## RECORD EXCERPTS

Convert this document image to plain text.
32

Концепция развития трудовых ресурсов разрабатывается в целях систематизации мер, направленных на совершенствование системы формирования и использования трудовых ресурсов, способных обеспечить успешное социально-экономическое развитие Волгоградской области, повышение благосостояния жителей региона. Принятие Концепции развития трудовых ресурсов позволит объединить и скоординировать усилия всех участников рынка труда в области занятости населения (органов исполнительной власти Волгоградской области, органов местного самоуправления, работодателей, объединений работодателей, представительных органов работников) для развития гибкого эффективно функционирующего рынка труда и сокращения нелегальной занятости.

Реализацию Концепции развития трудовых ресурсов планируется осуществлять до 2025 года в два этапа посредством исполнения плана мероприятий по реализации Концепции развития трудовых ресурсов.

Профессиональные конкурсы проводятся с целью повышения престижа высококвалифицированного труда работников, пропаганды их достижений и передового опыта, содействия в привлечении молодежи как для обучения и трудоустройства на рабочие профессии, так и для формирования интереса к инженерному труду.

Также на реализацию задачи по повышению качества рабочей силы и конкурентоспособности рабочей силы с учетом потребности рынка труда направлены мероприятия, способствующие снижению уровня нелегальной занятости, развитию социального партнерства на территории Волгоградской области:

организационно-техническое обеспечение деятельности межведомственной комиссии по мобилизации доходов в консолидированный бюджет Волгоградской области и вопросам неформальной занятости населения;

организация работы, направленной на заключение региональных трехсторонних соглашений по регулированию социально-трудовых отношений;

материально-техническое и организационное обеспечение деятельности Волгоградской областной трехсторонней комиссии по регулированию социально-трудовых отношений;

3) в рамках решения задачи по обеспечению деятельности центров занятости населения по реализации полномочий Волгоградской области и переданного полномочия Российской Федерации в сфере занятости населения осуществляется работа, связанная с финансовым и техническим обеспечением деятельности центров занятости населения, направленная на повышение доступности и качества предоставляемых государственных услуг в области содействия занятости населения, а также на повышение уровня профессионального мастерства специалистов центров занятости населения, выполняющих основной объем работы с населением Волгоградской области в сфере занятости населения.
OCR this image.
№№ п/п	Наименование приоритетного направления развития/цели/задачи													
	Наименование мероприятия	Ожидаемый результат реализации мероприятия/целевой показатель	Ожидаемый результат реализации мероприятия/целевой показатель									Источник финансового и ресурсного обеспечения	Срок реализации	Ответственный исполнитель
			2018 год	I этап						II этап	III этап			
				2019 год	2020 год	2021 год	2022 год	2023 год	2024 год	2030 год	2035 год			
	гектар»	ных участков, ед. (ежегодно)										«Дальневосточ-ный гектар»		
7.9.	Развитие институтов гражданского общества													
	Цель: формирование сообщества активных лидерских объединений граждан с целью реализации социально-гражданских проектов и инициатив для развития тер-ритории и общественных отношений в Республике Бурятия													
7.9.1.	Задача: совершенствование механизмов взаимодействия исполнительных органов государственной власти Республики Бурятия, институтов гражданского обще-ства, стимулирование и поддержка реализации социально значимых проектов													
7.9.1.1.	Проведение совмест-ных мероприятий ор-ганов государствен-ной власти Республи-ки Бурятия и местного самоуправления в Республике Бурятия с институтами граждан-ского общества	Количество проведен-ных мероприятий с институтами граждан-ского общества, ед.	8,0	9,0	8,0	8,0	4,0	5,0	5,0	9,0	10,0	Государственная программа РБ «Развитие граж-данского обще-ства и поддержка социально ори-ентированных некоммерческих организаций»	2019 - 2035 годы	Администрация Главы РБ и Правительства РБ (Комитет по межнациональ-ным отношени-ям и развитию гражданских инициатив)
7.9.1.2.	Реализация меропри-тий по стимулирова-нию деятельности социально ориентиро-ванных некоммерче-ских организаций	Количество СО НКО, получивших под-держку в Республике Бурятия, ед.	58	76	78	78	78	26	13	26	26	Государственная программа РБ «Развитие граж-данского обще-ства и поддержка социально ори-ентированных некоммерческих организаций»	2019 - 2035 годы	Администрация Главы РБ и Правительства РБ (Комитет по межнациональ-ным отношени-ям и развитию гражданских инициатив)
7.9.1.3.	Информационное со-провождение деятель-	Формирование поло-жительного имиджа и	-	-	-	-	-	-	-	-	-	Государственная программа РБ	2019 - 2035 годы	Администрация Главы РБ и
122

## SHORT PROBLEM
Write out the entire listing exactly.

## EXERCISE OUTPUT
Convert this document image to plain text.
32

Концепция развития трудовых ресурсов разрабатывается в целях систематизации мер, направленных на совершенствование системы формирования и использования трудовых ресурсов, способных обеспечить успешное социально-экономическое развитие Волгоградской области, повышение благосостояния жителей региона. Принятие Концепции развития трудовых ресурсов позволит объединить и скоординировать усилия всех участников рынка труда в области занятости населения (органов исполнительной власти Волгоградской области, органов местного самоуправления, работодателей, объединений работодателей, представительных органов работников) для развития гибкого эффективно функционирующего рынка труда и сокращения нелегальной занятости.

Реализацию Концепции развития трудовых ресурсов планируется осуществлять до 2025 года в два этапа посредством исполнения плана мероприятий по реализации Концепции развития трудовых ресурсов.

Профессиональные конкурсы проводятся с целью повышения престижа высококвалифицированного труда работников, пропаганды их достижений и передового опыта, содействия в привлечении молодежи как для обучения и трудоустройства на рабочие профессии, так и для формирования интереса к инженерному труду.

Также на реализацию задачи по повышению качества рабочей силы и конкурентоспособности рабочей силы с учетом потребности рынка труда направлены мероприятия, способствующие снижению уровня нелегальной занятости, развитию социального партнерства на территории Волгоградской области:

организационно-техническое обеспечение деятельности межведомственной комиссии по мобилизации доходов в консолидированный бюджет Волгоградской области и вопросам неформальной занятости населения;

организация работы, направленной на заключение региональных трехсторонних соглашений по регулированию социально-трудовых отношений;

материально-техническое и организационное обеспечение деятельности Волгоградской областной трехсторонней комиссии по регулированию социально-трудовых отношений;

3) в рамках решения задачи по обеспечению деятельности центров занятости населения по реализации полномочий Волгоградской области и переданного полномочия Российской Федерации в сфере занятости населения осуществляется работа, связанная с финансовым и техническим обеспечением деятельности центров занятости населения, направленная на повышение доступности и качества предоставляемых государственных услуг в области содействия занятости населения, а также на повышение уровня профессионального мастерства специалистов центров занятости населения, выполняющих основной объем работы с населением Волгоградской области в сфере занятости населения.
OCR this image.
№№ п/п	Наименование приоритетного направления развития/цели/задачи													
	Наименование мероприятия	Ожидаемый результат реализации мероприятия/целевой показатель	Ожидаемый результат реализации мероприятия/целевой показатель									Источник финансового и ресурсного обеспечения	Срок реализации	Ответственный исполнитель
			2018 год	I этап						II этап	III этап			
				2019 год	2020 год	2021 год	2022 год	2023 год	2024 год	2030 год	2035 год			
	гектар»	ных участков, ед. (ежегодно)										«Дальневосточ-ный гектар»		
7.9.	Развитие институтов гражданского общества													
	Цель: формирование сообщества активных лидерских объединений граждан с целью реализации социально-гражданских проектов и инициатив для развития тер-ритории и общественных отношений в Республике Бурятия													
7.9.1.	Задача: совершенствование механизмов взаимодействия исполнительных органов государственной власти Республики Бурятия, институтов гражданского обще-ства, стимулирование и поддержка реализации социально значимых проектов													
7.9.1.1.	Проведение совмест-ных мероприятий ор-ганов государствен-ной власти Республи-ки Бурятия и местного самоуправления в Республике Бурятия с институтами граждан-ского общества	Количество проведен-ных мероприятий с институтами граждан-ского общества, ед.	8,0	9,0	8,0	8,0	4,0	5,0	5,0	9,0	10,0	Государственная программа РБ «Развитие граж-данского обще-ства и поддержка социально ори-ентированных некоммерческих организаций»	2019 - 2035 годы	Администрация Главы РБ и Правительства РБ (Комитет по межнациональ-ным отношени-ям и развитию гражданских инициатив)
7.9.1.2.	Реализация меропри-тий по стимулирова-нию деятельности социально ориентиро-ванных некоммерче-ских организаций	Количество СО НКО, получивших под-держку в Республике Бурятия, ед.	58	76	78	78	78	26	13	26	26	Государственная программа РБ «Развитие граж-данского обще-ства и поддержка социально ори-ентированных некоммерческих организаций»	2019 - 2035 годы	Администрация Главы РБ и Правительства РБ (Комитет по межнациональ-ным отношени-ям и развитию гражданских инициатив)
7.9.1.3.	Информационное со-провождение деятель-	Формирование поло-жительного имиджа и	-	-	-	-	-	-	-	-	-	Государственная программа РБ	2019 - 2035 годы	Администрация Главы РБ и
122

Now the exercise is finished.